◆ **SET PROBLEM**:
In full and without alteration, repeat the material.

◆ **DATA SUPPLIED**:
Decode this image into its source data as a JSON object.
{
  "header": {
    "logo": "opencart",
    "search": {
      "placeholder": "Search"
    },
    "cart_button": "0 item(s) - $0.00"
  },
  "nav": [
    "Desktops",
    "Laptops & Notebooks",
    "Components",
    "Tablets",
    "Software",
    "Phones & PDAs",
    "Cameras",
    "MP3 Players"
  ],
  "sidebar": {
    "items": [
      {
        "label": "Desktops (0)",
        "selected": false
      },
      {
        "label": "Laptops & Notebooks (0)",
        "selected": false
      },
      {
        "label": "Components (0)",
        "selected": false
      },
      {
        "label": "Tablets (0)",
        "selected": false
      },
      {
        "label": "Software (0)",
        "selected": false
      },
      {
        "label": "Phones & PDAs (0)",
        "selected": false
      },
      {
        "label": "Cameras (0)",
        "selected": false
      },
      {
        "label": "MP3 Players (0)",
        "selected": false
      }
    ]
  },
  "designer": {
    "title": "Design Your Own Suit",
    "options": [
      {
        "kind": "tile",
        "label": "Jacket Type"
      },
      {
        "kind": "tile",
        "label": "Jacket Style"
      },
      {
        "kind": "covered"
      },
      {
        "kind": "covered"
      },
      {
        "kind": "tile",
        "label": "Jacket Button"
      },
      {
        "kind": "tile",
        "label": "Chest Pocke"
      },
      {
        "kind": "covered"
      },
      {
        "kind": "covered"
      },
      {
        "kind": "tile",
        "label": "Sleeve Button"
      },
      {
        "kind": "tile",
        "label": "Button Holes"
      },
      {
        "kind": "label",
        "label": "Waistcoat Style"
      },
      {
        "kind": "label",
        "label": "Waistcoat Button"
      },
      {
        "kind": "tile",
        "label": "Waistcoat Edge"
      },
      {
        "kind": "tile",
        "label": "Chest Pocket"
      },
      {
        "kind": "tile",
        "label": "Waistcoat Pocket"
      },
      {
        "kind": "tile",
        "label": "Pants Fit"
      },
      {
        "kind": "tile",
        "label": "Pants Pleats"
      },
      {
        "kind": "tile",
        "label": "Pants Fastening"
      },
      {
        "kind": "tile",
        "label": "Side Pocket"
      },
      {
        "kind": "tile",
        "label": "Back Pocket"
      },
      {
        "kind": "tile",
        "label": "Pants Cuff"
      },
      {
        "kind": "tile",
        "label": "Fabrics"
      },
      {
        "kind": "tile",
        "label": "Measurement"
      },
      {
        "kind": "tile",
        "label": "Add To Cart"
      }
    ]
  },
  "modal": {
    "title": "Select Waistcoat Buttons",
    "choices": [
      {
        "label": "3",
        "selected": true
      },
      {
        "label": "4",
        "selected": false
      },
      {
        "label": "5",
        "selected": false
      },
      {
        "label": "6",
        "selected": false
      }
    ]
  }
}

◆ **EXPECTED OUTPUT**:
Decode this image into its source data as a JSON object.
{
  "header": {
    "logo": "opencart",
    "search": {
      "placeholder": "Search"
    },
    "cart_button": "0 item(s) - $0.00"
  },
  "nav": [
    "Desktops",
    "Laptops & Notebooks",
    "Components",
    "Tablets",
    "Software",
    "Phones & PDAs",
    "Cameras",
    "MP3 Players"
  ],
  "sidebar": {
    "items": [
      {
        "label": "Desktops (0)",
        "selected": false
      },
      {
        "label": "Laptops & Notebooks (0)",
        "selected": false
      },
      {
        "label": "Components (0)",
        "selected": false
      },
      {
        "label": "Tablets (0)",
        "selected": false
      },
      {
        "label": "Software (0)",
        "selected": false
      },
      {
        "label": "Phones & PDAs (0)",
        "selected": false
      },
      {
        "label": "Cameras (0)",
        "selected": false
      },
      {
        "label": "MP3 Players (0)",
        "selected": false
      }
    ]
  },
  "designer": {
    "title": "Design Your Own Suit",
    "options": [
      {
        "kind": "tile",
        "label": "Jacket Type"
      },
      {
        "kind": "tile",
        "label": "Jacket Style"
      },
      {
        "kind": "covered"
      },
      {
        "kind": "covered"
      },
      {
        "kind": "tile",
        "label": "Jacket Button"
      },
      {
        "kind": "tile",
        "label": "Chest Pocke"
      },
      {
        "kind": "covered"
      },
      {
        "kind": "covered"
      },
      {
        "kind": "tile",
        "label": "Sleeve Button"
      },
      {
        "kind": "tile",
        "label": "Button Holes"
      },
      {
        "kind": "label",
        "label": "Waistcoat Style"
      },
      {
        "kind": "label",
        "label": "Waistcoat Button"
      },
      {
        "kind": "tile",
        "label": "Waistcoat Edge"
      },
      {
        "kind": "tile",
        "label": "Chest Pocket"
      },
      {
        "kind": "tile",
        "label": "Waistcoat Pocket"
      },
      {
        "kind": "tile",
        "label": "Pants Fit"
      },
      {
        "kind": "tile",
        "label": "Pants Pleats"
      },
      {
        "kind": "tile",
        "label": "Pants Fastening"
      },
      {
        "kind": "tile",
        "label": "Side Pocket"
      },
      {
        "kind": "tile",
        "label": "Back Pocket"
      },
      {
        "kind": "tile",
        "label": "Pants Cuff"
      },
      {
        "kind": "tile",
        "label": "Fabrics"
      },
      {
        "kind": "tile",
        "label": "Measurement"
      },
      {
        "kind": "tile",
        "label": "Add To Cart"
      }
    ]
  },
  "modal": {
    "title": "Select Waistcoat Buttons",
    "choices": [
      {
        "label": "3",
        "selected": true
      },
      {
        "label": "4",
        "selected": false
      },
      {
        "label": "5",
        "selected": false
      },
      {
        "label": "6",
        "selected": false
      }
    ]
  }
}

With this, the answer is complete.